Recorded data:
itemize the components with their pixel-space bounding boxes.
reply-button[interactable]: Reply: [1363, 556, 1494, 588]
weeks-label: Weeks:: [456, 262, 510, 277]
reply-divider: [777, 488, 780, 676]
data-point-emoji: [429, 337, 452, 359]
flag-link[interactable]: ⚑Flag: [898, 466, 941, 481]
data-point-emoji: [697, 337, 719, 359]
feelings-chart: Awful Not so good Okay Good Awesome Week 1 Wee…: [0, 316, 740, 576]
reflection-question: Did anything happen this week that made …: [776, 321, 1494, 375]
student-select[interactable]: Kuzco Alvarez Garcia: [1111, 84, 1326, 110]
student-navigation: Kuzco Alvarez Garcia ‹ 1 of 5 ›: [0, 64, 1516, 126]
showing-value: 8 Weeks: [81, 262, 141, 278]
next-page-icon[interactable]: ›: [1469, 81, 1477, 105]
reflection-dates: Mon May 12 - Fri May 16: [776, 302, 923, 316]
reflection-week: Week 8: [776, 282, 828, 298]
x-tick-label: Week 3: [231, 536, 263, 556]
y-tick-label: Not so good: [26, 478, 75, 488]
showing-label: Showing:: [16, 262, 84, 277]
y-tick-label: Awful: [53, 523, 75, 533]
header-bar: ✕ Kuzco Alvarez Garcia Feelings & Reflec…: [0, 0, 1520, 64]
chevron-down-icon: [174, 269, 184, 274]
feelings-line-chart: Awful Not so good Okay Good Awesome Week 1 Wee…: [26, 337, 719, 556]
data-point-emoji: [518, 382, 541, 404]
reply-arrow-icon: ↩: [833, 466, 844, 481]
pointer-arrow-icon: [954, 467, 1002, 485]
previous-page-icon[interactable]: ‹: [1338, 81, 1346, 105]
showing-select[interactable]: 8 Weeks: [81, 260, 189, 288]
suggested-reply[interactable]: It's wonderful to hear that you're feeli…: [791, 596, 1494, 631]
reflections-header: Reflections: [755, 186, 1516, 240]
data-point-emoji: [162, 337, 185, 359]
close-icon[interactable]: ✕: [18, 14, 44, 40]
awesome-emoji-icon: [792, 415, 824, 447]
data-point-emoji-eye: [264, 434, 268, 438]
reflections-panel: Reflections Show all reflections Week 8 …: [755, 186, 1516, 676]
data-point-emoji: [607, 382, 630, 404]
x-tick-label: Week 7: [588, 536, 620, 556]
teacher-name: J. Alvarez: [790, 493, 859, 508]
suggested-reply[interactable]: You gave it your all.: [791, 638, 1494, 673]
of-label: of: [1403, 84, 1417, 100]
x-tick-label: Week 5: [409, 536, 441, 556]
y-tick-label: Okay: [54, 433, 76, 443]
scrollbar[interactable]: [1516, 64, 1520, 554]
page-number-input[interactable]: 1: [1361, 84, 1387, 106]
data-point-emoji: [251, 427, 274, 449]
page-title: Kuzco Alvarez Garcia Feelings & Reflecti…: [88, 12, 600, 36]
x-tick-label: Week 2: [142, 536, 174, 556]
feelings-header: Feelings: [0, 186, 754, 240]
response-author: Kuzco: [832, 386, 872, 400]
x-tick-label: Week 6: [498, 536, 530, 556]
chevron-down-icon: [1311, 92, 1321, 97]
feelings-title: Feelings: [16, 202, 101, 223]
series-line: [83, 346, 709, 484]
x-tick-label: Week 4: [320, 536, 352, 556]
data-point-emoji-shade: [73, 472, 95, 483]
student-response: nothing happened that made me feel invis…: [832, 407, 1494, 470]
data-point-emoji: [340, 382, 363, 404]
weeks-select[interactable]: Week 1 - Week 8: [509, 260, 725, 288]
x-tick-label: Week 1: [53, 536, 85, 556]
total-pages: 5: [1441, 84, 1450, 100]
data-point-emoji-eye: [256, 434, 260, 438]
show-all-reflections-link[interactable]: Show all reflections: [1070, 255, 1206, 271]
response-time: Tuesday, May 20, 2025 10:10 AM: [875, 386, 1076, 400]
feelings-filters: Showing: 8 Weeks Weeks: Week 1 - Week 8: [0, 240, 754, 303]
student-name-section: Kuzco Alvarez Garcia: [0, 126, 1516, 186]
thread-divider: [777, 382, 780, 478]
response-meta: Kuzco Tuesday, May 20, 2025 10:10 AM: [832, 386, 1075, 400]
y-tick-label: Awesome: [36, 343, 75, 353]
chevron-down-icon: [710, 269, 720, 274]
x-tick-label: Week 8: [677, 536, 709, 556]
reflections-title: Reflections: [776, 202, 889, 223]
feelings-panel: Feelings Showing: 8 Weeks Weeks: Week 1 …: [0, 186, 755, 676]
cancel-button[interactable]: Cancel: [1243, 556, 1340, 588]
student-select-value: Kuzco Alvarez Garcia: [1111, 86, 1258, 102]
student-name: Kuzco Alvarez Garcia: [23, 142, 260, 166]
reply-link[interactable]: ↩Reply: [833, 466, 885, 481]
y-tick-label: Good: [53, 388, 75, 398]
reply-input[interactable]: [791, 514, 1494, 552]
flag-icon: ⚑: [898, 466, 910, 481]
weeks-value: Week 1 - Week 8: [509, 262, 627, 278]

--

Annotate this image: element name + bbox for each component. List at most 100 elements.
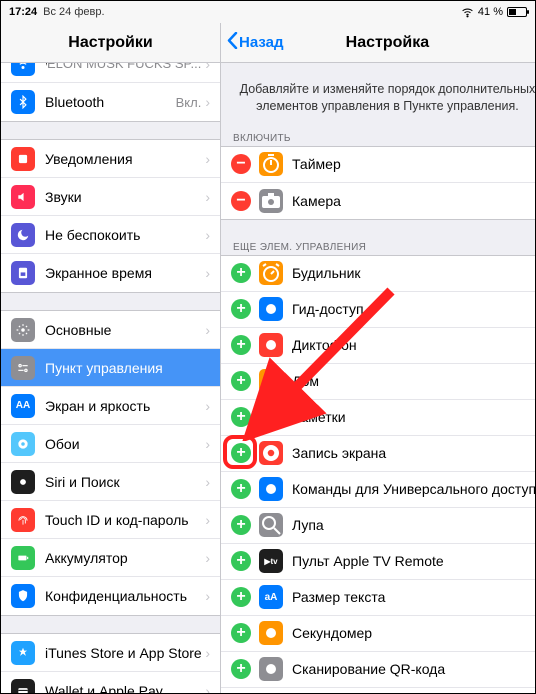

---

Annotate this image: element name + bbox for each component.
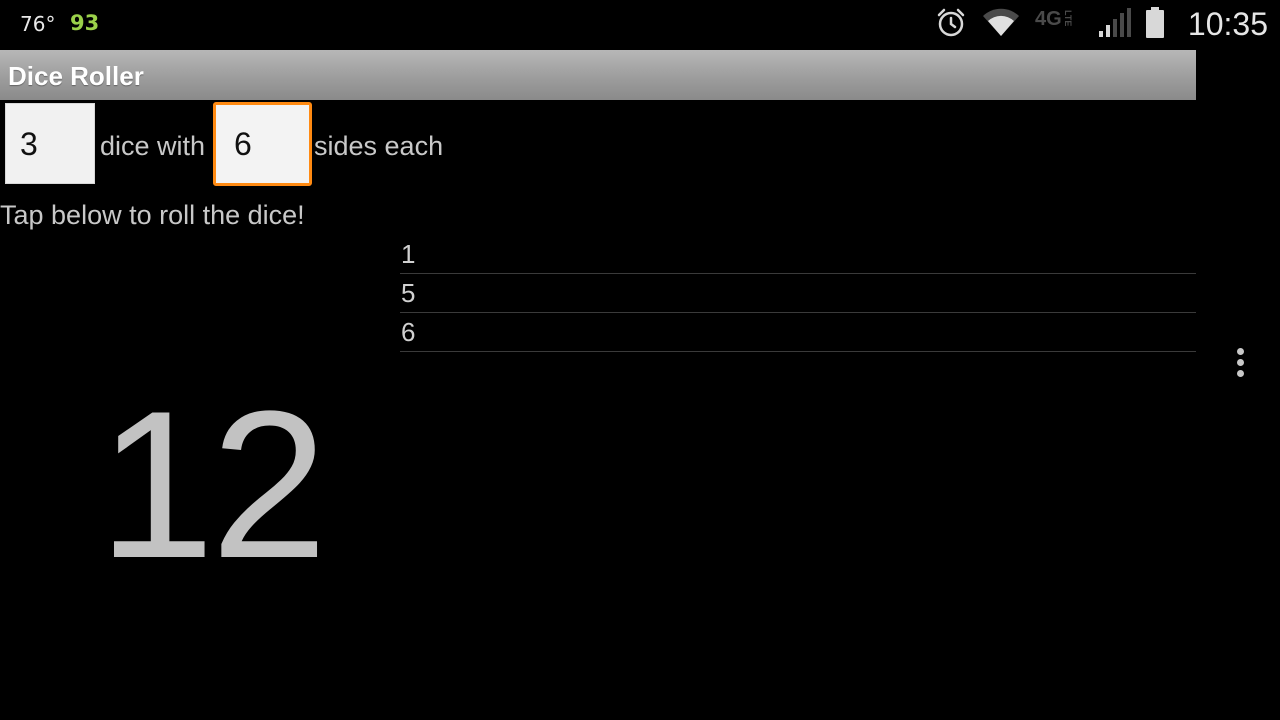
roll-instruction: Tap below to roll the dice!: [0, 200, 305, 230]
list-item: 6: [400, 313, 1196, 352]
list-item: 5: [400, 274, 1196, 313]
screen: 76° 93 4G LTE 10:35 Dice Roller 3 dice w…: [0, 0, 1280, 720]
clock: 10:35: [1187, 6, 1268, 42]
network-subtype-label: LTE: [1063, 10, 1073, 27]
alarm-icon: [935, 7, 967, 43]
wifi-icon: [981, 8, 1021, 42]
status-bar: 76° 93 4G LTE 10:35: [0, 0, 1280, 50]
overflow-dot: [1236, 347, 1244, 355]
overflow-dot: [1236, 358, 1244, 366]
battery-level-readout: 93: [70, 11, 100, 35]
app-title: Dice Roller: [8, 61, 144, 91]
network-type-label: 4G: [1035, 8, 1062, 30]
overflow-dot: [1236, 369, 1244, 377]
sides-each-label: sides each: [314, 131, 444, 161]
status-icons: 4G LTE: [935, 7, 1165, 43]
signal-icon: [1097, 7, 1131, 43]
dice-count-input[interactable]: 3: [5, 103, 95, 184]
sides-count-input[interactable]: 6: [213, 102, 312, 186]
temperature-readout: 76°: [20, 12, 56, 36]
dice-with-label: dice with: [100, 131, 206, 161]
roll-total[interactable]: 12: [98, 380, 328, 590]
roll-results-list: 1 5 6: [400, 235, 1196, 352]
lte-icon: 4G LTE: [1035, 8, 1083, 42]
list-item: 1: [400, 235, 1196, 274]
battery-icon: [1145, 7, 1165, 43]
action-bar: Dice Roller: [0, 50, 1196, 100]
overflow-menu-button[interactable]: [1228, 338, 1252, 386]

Exercise prompt: Count the rows of the records that contain the string "line", with case counting. Reply with the number only.

Task result: 2